--- Start Entries provided ---

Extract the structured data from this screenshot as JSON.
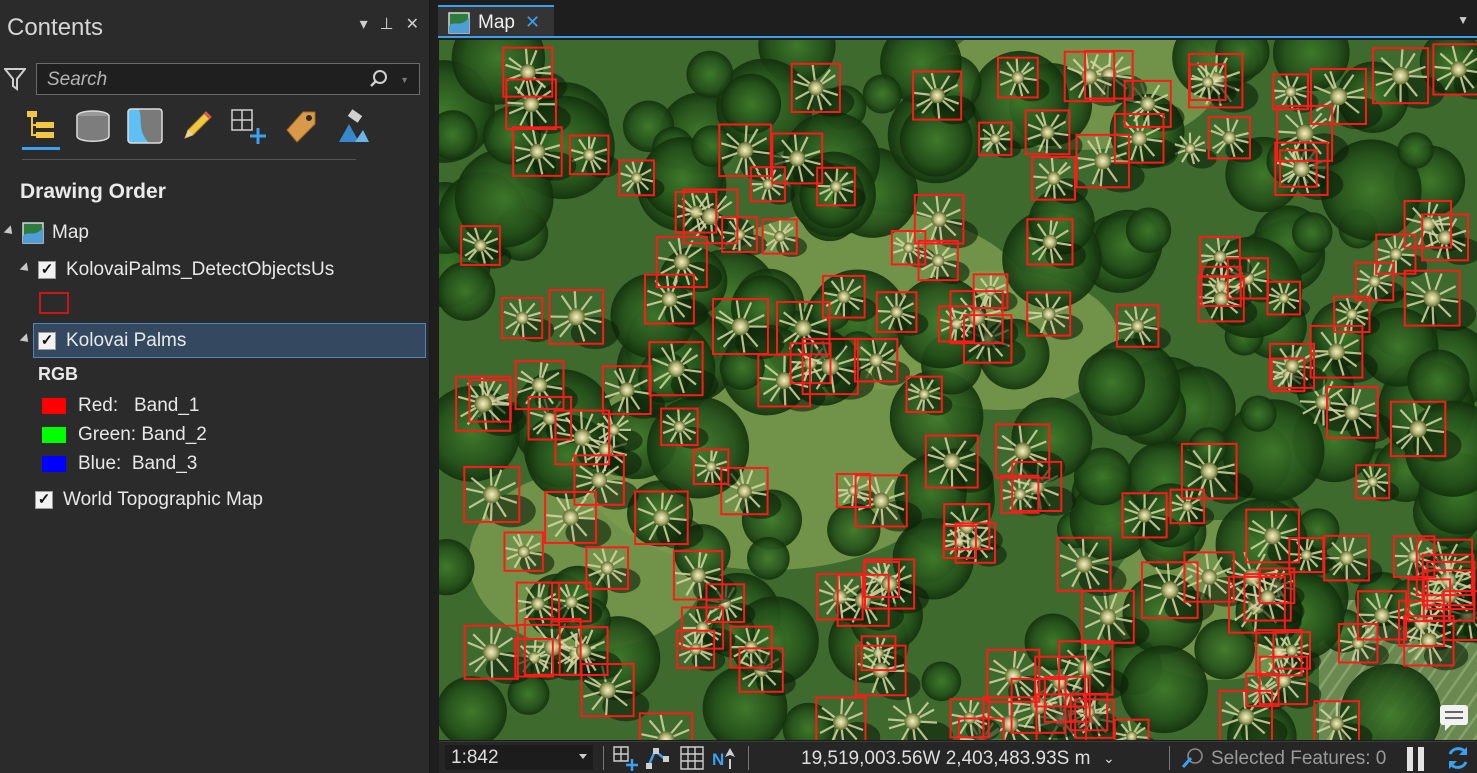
{
  "contents_pane": {
    "title": "Contents",
    "search": {
      "placeholder": "Search",
      "value": ""
    },
    "toolbar_icons": [
      "drawing-order-icon",
      "data-source-icon",
      "selection-icon",
      "editing-icon",
      "snapping-icon",
      "labeling-icon",
      "perspective-imagery-icon"
    ],
    "section_title": "Drawing Order",
    "tree": {
      "map_label": "Map",
      "layers": [
        {
          "label": "KolovaiPalms_DetectObjectsUs",
          "checked": true
        },
        {
          "label": "Kolovai Palms",
          "checked": true,
          "selected": true
        },
        {
          "label": "World Topographic Map",
          "checked": true
        }
      ],
      "rgb": {
        "heading": "RGB",
        "bands": [
          {
            "label": "Red:   Band_1",
            "color": "#ff0000"
          },
          {
            "label": "Green: Band_2",
            "color": "#00ff00"
          },
          {
            "label": "Blue:  Band_3",
            "color": "#0000ff"
          }
        ]
      },
      "symbol_color": "#d01010"
    }
  },
  "map_view": {
    "tab_label": "Map",
    "accent_color": "#3aa0f0",
    "detection_box_color": "#ff1a1a"
  },
  "status_bar": {
    "scale": "1:842",
    "coordinates": "19,519,003.56W 2,403,483.93S m",
    "selected_features": "Selected Features: 0"
  }
}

--- End Entries provided ---

_Set task_.
Make an exact copy of the whole listing, but don't bring over any pictures.

_Task response_.
Extract the structured data from this screenshot as JSON.
{
  "contents_pane": {
    "title": "Contents",
    "search": {
      "placeholder": "Search",
      "value": ""
    },
    "toolbar_icons": [
      "drawing-order-icon",
      "data-source-icon",
      "selection-icon",
      "editing-icon",
      "snapping-icon",
      "labeling-icon",
      "perspective-imagery-icon"
    ],
    "section_title": "Drawing Order",
    "tree": {
      "map_label": "Map",
      "layers": [
        {
          "label": "KolovaiPalms_DetectObjectsUs",
          "checked": true
        },
        {
          "label": "Kolovai Palms",
          "checked": true,
          "selected": true
        },
        {
          "label": "World Topographic Map",
          "checked": true
        }
      ],
      "rgb": {
        "heading": "RGB",
        "bands": [
          {
            "label": "Red:   Band_1",
            "color": "#ff0000"
          },
          {
            "label": "Green: Band_2",
            "color": "#00ff00"
          },
          {
            "label": "Blue:  Band_3",
            "color": "#0000ff"
          }
        ]
      },
      "symbol_color": "#d01010"
    }
  },
  "map_view": {
    "tab_label": "Map",
    "accent_color": "#3aa0f0",
    "detection_box_color": "#ff1a1a"
  },
  "status_bar": {
    "scale": "1:842",
    "coordinates": "19,519,003.56W 2,403,483.93S m",
    "selected_features": "Selected Features: 0"
  }
}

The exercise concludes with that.